- Short task -
In the text on user acquisition and retention for apps, what range is given for the average cost to acquire a new user?

--- BEGIN Text extract ---

Should I Focus on Getting New Users or Keeping Existing Ones Happy?
Apps that focus heavily on keeping existing users engaged see retention rates that are three times higher than those prioritising new user acquisition alone. It's a bit mad really—most app owners spend their entire budget trying to get new downloads while completely ignoring the people who've already shown interest in what they're building.
I've been working with mobile apps for years now, and this question comes up in practically every strategy meeting I have with clients. Should we put our money into Facebook ads and App Store optimisation to get more downloads? Or should we focus on push notifications, in-app messaging, and feature updates to keep our current users happy? The honest answer? It's not really an either-or situation, but most businesses get the balance completely wrong.
The most successful apps I've worked on treat user acquisition and customer retention as two parts of the same growth strategy, not competing priorities
Here's what I've learned from building apps for everyone from bootstrapped startups to major brands: your growth strategy needs both new users and happy existing ones, but the timing and balance between them can make or break your app's success. Get it right, and you'll see sustainable growth that compounds over time. Get it wrong, and you'll either burn through your marketing budget with nothing to show for it, or you'll plateau with a small but loyal user base that never grows.
In this guide, we'll break down when to focus on what, how to measure success properly, and most importantly—how to avoid the common mistakes that kill both your acquisition efforts and your retention rates.
The Real Cost of Getting New Users
Right, let's talk numbers—because this is where most app owners get a proper shock. When I started building apps years ago, you could get new users for pence. These days? We're looking at costs that would make your eyes water. The average cost to acquire a new user ranges from £2 to £10, and that's just to get them to download your app. Not to actually use it properly.

--- END Text extract ---
--- BEGIN Raw data ---

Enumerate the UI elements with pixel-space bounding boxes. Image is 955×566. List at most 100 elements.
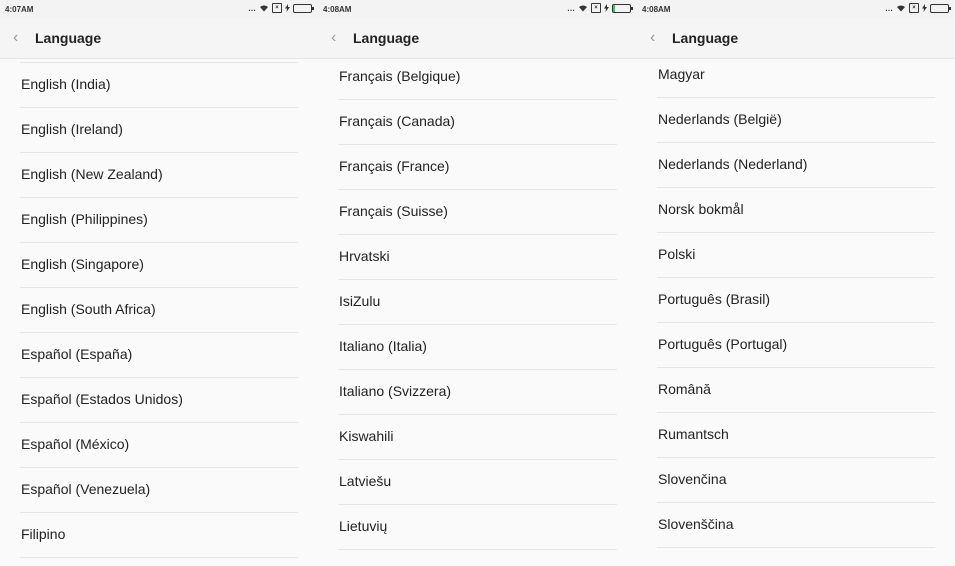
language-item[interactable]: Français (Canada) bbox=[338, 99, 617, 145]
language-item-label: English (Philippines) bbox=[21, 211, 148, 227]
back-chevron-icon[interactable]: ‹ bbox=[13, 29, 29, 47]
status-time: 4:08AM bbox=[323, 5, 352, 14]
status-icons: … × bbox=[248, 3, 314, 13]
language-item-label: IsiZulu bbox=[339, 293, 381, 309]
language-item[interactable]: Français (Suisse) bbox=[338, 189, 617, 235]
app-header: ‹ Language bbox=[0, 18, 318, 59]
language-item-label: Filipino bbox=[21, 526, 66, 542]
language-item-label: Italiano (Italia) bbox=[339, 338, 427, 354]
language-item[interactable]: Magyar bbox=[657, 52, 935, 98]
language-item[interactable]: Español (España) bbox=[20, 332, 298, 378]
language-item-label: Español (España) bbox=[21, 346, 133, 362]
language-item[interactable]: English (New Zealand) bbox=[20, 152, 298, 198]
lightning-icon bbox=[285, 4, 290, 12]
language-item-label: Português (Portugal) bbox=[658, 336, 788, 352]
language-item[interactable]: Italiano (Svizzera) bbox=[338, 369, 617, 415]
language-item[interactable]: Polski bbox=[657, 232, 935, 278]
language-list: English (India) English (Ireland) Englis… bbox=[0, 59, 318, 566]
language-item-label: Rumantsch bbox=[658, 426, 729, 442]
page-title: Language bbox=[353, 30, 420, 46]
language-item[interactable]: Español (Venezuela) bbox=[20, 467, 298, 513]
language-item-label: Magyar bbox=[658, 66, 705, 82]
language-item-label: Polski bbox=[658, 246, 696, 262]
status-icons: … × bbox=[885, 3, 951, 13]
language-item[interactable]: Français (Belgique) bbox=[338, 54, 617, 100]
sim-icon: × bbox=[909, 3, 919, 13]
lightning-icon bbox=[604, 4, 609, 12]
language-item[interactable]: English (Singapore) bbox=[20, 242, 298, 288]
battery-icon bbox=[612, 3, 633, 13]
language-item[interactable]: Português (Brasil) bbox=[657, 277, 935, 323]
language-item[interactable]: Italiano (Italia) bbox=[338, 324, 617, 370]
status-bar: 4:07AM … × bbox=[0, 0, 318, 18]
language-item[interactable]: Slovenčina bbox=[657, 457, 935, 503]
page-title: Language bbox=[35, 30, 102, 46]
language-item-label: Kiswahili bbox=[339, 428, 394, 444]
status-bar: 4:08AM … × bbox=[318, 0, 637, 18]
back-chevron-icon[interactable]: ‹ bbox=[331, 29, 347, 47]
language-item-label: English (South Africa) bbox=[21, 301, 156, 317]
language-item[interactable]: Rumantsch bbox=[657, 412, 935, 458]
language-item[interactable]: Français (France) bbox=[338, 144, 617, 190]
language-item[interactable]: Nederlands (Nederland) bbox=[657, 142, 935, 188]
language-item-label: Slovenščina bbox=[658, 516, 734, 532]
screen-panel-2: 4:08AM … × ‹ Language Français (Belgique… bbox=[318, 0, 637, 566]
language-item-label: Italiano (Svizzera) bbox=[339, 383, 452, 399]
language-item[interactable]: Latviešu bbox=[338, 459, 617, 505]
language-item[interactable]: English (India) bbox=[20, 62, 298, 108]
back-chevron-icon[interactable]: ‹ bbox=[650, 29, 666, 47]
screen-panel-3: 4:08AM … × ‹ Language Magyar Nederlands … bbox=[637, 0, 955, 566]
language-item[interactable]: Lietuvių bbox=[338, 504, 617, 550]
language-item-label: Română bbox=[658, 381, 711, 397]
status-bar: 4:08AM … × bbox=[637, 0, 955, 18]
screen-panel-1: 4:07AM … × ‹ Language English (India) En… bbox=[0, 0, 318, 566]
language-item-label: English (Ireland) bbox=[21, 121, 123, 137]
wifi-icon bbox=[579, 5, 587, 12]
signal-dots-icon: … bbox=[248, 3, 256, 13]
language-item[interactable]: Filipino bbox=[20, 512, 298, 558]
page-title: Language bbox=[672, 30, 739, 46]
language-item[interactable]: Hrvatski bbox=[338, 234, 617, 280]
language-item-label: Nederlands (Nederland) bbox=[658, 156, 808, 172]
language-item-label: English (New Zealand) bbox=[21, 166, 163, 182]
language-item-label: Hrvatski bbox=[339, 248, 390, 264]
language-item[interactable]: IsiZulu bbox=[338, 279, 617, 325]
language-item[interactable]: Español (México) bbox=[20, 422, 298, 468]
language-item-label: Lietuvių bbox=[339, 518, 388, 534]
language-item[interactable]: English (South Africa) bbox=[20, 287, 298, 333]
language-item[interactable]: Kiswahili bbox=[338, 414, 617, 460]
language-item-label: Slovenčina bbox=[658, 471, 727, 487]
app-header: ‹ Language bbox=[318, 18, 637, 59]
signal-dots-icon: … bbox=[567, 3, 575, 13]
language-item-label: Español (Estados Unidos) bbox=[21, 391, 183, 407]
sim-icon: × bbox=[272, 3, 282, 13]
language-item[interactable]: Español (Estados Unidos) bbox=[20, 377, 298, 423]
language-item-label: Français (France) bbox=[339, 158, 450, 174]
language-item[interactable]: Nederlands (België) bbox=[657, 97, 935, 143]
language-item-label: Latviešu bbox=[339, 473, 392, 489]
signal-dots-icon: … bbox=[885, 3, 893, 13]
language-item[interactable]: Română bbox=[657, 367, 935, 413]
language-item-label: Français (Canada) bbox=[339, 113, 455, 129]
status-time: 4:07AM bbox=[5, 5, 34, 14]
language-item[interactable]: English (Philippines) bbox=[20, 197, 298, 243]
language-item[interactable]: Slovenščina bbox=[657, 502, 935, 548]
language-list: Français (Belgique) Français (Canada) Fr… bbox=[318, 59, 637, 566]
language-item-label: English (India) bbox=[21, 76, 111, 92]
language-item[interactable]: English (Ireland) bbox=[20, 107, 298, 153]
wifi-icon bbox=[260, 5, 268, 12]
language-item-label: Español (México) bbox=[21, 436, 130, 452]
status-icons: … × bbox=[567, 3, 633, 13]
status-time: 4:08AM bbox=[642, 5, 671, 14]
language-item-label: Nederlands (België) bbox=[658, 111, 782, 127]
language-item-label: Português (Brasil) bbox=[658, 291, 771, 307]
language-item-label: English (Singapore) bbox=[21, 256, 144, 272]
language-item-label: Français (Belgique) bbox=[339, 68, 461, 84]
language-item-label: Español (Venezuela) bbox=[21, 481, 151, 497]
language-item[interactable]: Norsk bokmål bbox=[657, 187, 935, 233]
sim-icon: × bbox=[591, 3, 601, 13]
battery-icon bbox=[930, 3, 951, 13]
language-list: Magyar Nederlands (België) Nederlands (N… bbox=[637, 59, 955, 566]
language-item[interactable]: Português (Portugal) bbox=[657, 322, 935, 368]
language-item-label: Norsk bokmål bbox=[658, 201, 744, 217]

--- END Raw data ---
--- BEGIN Raw data ---

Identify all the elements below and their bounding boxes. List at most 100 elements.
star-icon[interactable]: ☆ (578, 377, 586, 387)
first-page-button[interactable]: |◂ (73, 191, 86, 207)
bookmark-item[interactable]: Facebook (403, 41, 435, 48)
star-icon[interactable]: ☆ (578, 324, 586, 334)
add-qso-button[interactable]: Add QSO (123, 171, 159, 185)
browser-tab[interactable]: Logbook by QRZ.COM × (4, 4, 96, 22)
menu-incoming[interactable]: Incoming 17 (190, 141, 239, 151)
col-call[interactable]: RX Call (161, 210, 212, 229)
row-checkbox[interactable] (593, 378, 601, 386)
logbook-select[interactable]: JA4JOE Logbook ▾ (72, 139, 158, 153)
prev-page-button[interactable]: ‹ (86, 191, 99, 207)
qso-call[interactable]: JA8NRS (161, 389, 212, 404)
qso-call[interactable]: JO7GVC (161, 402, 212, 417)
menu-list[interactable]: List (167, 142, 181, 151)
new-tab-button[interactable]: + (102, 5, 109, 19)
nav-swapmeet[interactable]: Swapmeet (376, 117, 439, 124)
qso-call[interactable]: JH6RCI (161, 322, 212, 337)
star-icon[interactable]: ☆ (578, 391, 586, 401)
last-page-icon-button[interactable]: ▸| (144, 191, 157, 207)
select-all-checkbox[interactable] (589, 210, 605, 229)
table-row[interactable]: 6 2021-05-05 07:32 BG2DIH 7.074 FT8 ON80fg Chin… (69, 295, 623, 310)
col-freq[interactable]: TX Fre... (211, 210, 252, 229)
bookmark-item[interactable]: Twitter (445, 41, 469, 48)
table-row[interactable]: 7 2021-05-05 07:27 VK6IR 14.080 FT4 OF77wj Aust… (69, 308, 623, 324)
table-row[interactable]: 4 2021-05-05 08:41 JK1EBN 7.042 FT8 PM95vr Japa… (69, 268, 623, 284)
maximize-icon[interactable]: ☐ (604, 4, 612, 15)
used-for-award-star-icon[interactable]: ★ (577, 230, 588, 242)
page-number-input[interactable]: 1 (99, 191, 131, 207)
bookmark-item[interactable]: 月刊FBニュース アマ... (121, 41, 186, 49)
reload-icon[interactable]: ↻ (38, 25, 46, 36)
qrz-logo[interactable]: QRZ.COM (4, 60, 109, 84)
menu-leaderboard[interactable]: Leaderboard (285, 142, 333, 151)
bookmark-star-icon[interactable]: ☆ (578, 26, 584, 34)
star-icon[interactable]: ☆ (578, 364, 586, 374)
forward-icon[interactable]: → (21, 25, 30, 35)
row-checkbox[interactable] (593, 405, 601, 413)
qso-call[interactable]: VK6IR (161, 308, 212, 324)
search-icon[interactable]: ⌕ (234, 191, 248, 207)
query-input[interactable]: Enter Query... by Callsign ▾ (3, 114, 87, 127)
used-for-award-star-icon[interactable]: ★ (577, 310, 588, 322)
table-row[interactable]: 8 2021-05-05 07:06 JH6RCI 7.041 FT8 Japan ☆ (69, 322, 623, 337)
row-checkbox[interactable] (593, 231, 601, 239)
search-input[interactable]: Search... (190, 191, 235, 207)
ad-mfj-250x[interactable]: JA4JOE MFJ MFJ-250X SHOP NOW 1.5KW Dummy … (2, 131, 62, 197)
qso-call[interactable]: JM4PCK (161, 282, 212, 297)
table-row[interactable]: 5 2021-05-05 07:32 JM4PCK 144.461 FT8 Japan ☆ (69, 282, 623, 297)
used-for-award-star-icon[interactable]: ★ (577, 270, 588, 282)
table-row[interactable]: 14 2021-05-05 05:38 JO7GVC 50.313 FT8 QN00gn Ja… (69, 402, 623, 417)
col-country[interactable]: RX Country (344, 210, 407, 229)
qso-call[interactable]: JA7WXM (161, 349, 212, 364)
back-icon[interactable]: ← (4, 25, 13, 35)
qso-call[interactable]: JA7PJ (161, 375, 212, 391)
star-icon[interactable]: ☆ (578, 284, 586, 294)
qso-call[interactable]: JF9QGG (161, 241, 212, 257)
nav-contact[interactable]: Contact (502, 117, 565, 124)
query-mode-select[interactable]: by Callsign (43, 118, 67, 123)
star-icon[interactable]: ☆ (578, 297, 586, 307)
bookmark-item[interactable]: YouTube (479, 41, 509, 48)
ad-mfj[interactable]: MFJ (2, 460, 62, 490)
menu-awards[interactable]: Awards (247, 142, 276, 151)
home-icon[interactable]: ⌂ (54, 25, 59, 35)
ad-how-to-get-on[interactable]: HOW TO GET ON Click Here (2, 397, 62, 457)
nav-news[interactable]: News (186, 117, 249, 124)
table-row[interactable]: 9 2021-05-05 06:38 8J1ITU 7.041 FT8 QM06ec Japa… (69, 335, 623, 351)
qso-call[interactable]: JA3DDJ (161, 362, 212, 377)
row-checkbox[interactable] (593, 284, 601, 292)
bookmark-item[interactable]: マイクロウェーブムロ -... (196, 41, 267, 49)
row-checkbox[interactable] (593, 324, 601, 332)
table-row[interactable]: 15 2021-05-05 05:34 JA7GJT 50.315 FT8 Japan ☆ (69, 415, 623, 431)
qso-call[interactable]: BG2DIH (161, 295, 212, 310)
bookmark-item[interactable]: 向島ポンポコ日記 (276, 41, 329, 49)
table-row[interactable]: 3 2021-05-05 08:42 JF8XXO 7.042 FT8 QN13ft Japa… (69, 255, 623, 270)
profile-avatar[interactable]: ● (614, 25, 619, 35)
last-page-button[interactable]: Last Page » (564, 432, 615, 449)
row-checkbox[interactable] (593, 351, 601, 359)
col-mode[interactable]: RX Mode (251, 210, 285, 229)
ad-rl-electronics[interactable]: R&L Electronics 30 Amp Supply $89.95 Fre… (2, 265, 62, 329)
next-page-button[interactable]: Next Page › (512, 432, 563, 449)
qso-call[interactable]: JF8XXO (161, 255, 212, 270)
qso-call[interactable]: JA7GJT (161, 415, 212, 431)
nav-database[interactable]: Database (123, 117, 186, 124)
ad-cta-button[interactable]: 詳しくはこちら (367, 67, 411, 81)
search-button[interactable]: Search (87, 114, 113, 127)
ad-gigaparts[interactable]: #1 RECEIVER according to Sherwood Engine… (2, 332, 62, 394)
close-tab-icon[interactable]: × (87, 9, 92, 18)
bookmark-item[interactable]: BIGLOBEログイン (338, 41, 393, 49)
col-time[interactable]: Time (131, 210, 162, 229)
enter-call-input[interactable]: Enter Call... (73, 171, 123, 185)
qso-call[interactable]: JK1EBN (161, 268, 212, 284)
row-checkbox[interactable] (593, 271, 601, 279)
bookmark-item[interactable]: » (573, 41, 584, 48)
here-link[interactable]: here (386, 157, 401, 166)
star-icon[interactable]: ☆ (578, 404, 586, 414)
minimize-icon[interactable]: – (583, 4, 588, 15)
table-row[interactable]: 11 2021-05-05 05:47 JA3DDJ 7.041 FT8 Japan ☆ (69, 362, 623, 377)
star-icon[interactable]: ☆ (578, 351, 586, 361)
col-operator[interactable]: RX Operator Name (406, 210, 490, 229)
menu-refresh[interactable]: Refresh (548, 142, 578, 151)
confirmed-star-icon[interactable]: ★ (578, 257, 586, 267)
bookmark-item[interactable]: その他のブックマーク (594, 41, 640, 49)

--- END Raw data ---
--- BEGIN Raw data ---

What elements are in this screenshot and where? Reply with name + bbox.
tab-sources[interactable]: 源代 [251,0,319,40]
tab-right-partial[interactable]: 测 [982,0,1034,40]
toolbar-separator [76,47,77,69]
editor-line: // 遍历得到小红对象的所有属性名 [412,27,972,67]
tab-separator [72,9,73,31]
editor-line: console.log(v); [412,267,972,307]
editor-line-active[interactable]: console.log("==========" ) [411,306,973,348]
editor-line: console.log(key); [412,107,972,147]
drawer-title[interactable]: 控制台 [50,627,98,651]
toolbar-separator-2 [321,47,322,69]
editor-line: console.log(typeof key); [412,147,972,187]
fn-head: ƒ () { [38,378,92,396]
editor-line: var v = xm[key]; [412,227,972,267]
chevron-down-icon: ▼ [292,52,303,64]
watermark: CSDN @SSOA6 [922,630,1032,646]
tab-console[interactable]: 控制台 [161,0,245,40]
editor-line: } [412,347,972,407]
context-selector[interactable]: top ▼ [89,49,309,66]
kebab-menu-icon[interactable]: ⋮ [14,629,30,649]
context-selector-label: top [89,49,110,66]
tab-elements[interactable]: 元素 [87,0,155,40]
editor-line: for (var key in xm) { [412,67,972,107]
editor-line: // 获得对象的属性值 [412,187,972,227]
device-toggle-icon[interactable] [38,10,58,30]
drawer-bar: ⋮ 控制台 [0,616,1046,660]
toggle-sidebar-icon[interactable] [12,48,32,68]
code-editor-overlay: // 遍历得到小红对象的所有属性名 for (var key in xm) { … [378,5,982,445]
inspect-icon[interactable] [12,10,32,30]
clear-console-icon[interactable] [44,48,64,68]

--- END Raw data ---

- Exercise answer -
£2 to £10 per user.